_MATERIAL_
*****

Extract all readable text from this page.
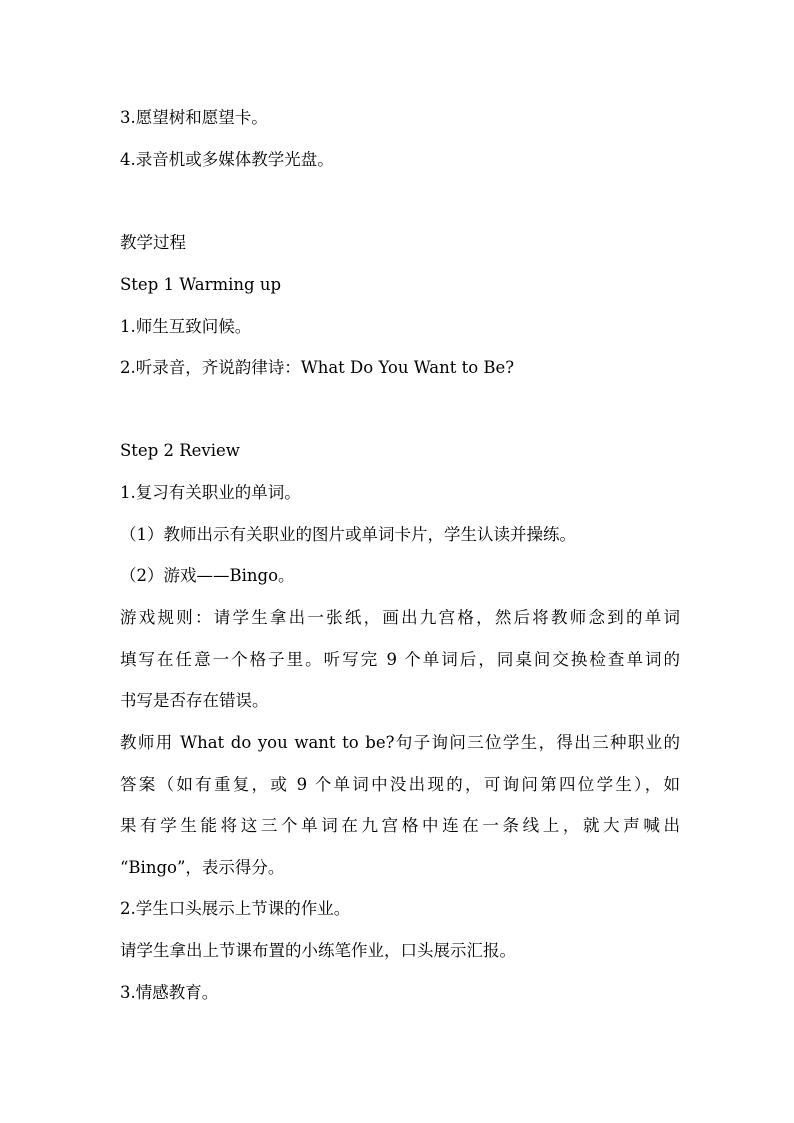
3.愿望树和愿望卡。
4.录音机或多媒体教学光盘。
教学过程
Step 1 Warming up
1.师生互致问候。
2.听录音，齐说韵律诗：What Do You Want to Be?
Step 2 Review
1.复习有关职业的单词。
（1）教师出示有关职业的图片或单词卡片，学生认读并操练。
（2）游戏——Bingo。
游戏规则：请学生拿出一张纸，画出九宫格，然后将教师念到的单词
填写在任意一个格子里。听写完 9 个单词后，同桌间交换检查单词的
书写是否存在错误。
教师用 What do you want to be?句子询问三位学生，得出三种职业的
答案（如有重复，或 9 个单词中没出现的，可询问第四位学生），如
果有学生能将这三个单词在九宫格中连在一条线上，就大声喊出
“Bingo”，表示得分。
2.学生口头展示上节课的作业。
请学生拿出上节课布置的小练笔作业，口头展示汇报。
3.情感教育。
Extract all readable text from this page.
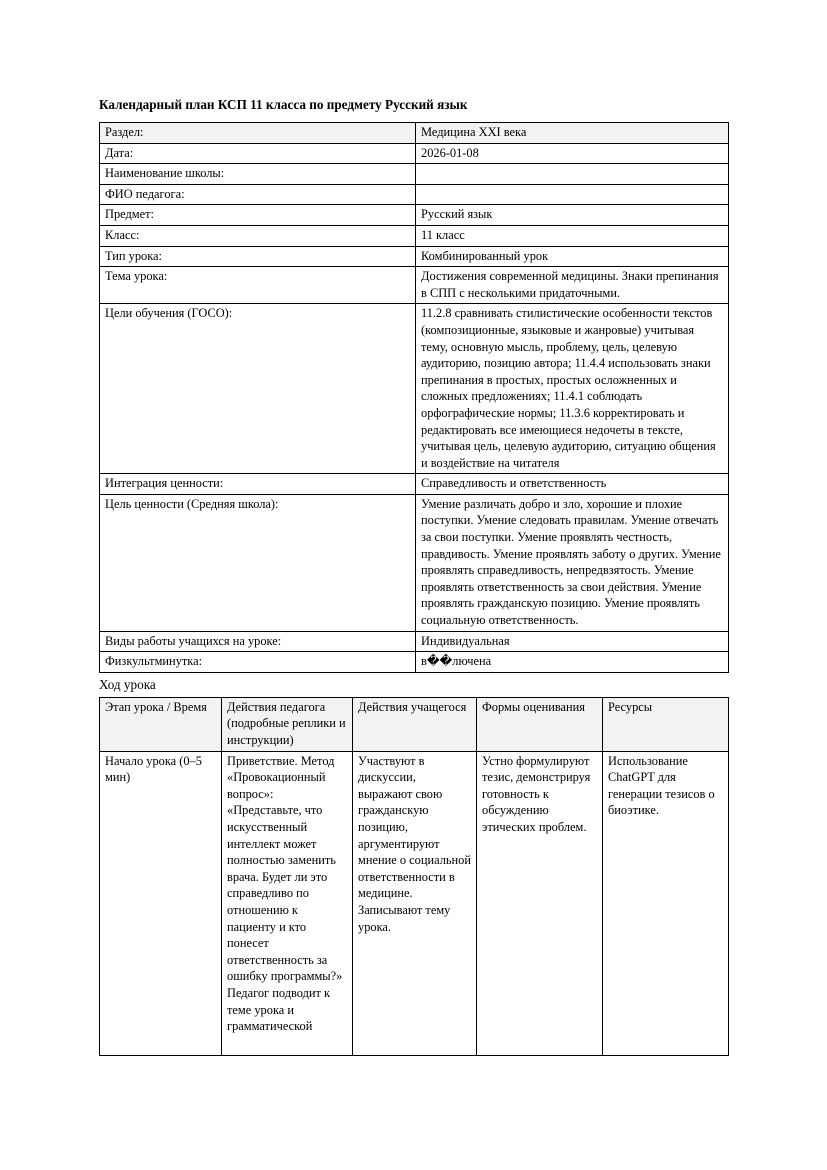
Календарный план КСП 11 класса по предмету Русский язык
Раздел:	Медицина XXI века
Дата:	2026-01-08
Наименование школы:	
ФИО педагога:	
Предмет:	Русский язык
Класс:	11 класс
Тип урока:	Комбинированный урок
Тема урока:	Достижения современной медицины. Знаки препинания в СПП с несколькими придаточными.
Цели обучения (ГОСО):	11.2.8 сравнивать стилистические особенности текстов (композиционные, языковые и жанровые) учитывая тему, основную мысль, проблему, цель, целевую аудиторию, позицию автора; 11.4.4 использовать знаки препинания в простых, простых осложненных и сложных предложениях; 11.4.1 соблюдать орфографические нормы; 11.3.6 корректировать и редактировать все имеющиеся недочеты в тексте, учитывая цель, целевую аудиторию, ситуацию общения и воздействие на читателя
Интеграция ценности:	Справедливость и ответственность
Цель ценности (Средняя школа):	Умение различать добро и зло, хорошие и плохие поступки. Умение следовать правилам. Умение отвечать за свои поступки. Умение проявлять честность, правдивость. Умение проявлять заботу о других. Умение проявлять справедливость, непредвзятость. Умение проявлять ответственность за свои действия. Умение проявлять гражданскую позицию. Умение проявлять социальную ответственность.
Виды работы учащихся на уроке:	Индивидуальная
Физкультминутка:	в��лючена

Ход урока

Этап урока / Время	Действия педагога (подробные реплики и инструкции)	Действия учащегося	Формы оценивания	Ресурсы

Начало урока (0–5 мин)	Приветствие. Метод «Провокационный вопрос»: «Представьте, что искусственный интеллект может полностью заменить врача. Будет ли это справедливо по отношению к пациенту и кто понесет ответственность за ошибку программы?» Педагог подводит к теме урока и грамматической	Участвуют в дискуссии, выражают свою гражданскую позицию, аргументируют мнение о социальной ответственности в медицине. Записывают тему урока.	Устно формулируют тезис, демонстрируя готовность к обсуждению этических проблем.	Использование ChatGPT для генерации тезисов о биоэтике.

*****

_INSTRUCTIONS FOR THE TASK_
Filter the records, keeping only lines that contain "ценности", and show those lines.

_ANSWER_
Интеграция ценности:	Справедливость и ответственность
Цель ценности (Средняя школа):	Умение различать добро и зло, хорошие и плохие поступки. Умение следовать правилам. Умение отвечать за свои поступки. Умение проявлять честность, правдивость. Умение проявлять заботу о других. Умение проявлять справедливость, непредвзятость. Умение проявлять ответственность за свои действия. Умение проявлять гражданскую позицию. Умение проявлять социальную ответственность.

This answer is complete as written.